▶ OBJECTIVE: Gather the lines that hold the string "screenshot".

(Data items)
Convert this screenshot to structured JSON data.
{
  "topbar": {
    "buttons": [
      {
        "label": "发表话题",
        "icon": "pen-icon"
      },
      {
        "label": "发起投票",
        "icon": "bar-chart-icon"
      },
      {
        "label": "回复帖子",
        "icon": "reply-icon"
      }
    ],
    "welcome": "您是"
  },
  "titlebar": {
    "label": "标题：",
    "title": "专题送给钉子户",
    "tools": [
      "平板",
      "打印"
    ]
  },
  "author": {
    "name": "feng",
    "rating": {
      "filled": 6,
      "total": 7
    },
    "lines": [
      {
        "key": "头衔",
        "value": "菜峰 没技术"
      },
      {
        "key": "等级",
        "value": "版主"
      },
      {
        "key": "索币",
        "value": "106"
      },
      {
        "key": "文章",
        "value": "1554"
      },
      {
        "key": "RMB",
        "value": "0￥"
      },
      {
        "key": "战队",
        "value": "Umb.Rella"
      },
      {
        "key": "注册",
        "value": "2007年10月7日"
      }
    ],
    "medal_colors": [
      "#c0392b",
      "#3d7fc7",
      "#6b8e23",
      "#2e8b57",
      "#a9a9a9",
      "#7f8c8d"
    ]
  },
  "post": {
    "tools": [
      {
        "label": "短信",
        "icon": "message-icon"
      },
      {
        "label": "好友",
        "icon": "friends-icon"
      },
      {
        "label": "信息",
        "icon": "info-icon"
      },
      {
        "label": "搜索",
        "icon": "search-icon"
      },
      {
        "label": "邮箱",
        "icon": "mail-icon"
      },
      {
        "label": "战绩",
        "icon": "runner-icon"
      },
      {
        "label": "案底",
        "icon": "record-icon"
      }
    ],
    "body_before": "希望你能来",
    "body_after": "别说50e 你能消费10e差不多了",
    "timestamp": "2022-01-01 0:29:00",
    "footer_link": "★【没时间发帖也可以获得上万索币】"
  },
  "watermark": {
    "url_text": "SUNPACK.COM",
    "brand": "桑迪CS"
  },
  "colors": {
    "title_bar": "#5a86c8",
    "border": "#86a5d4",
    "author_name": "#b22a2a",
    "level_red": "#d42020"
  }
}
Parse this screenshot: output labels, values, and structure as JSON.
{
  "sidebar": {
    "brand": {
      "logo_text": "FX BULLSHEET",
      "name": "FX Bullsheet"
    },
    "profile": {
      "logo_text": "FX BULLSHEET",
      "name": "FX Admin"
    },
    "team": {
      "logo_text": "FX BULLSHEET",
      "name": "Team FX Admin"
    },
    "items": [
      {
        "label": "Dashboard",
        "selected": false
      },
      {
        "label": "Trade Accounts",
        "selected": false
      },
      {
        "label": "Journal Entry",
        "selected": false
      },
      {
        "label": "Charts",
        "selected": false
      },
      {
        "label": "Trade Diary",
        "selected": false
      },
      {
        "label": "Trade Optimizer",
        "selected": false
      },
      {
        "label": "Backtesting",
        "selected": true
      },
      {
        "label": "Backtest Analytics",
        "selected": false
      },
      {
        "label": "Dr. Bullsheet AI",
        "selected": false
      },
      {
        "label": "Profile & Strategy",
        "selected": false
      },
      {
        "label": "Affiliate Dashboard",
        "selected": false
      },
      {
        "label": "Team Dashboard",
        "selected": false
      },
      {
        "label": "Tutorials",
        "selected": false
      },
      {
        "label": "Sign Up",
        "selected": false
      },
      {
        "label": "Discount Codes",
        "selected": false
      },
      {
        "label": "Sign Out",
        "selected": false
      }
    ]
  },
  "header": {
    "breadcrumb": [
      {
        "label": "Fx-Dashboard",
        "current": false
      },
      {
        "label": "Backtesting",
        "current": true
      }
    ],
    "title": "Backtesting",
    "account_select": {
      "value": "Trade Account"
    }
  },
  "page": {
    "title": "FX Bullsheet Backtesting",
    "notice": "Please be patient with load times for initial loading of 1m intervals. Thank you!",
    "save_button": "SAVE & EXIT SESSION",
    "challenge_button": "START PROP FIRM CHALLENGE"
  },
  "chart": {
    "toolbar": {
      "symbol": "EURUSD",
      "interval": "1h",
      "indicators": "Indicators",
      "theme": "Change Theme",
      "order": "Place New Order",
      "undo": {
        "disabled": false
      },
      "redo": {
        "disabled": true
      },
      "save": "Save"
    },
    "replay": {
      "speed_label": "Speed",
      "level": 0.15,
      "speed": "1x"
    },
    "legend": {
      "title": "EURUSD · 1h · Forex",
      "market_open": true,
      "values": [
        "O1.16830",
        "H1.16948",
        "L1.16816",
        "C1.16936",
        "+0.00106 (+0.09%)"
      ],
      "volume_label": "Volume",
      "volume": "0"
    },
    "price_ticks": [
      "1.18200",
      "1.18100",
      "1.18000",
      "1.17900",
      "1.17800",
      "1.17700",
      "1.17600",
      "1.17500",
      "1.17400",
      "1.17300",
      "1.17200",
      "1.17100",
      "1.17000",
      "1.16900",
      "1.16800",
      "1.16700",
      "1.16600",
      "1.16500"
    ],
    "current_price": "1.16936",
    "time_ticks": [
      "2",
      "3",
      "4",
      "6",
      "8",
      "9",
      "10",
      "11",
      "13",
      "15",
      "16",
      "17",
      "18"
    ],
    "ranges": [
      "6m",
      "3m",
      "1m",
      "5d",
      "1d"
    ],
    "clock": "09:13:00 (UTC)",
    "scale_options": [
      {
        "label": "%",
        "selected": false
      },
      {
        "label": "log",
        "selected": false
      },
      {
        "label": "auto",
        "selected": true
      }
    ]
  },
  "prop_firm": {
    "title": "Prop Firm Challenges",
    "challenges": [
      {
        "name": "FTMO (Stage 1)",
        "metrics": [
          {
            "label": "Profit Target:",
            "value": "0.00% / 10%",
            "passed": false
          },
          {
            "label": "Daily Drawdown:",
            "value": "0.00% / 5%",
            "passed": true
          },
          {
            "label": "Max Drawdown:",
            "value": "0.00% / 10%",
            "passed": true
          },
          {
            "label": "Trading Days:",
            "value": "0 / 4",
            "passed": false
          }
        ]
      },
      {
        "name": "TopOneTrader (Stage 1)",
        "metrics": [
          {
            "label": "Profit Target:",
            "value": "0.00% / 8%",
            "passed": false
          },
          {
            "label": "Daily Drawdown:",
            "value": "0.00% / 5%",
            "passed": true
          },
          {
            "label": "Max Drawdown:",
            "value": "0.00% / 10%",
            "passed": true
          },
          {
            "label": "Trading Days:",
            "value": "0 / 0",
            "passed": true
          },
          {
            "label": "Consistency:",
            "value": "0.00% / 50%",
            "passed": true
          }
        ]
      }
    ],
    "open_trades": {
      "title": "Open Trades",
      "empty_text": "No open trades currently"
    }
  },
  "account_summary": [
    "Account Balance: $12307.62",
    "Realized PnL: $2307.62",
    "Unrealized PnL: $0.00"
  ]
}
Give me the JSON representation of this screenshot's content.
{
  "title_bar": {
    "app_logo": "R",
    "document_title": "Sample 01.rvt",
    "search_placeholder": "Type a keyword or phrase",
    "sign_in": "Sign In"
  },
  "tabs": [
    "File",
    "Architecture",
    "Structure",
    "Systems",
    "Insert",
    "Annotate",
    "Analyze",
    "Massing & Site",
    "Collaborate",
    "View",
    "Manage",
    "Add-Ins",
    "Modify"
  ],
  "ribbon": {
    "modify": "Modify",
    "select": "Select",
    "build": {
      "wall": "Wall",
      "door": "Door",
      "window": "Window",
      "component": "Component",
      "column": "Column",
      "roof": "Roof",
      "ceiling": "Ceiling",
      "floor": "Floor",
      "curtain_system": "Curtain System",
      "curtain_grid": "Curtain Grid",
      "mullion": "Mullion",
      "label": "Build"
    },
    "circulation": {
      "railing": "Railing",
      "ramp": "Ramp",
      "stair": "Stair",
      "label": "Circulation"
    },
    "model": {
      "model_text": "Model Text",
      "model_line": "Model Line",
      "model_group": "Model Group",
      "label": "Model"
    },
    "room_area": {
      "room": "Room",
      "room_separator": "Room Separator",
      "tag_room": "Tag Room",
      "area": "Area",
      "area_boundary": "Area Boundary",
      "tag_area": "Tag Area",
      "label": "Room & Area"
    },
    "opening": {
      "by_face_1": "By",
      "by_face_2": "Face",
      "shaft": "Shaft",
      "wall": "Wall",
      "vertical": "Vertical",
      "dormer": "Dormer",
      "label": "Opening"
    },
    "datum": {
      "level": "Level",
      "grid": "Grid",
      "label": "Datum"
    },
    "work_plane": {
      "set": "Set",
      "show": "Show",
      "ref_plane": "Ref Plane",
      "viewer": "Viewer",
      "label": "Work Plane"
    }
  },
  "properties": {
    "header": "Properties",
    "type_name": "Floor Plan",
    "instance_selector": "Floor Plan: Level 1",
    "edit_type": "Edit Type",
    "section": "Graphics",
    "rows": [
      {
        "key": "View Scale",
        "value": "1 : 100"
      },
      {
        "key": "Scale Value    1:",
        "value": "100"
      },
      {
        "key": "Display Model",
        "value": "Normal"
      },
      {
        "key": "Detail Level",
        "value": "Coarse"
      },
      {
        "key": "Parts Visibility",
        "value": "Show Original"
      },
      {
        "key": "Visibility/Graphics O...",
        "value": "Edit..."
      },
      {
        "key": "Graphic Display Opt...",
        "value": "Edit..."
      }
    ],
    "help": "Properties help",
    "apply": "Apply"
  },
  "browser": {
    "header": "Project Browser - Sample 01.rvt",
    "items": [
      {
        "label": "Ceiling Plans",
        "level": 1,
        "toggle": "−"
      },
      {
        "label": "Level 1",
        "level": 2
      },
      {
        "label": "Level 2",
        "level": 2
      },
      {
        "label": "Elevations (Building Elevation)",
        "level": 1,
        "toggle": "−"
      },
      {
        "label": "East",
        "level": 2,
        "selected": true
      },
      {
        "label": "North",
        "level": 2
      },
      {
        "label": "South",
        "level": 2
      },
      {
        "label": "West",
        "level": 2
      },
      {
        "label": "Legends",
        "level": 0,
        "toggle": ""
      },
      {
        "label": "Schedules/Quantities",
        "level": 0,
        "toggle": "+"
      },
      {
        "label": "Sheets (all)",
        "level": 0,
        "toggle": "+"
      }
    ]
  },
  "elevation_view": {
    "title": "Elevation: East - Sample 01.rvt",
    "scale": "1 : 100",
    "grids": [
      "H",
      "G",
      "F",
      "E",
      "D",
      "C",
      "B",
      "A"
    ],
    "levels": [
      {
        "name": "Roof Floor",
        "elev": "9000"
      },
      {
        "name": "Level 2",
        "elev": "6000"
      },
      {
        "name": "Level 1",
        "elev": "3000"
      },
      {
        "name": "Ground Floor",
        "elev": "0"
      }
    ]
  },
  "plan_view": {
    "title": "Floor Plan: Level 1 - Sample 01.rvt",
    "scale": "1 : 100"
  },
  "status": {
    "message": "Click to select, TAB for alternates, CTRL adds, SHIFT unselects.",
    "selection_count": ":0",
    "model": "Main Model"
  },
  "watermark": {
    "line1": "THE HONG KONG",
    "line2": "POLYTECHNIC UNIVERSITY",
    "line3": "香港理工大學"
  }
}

▶ OUTPUT:
Convert this screenshot to structured JSON data.
Parse this screenshot: output labels, values, and structure as JSON.
Give me the JSON representation of this screenshot's content.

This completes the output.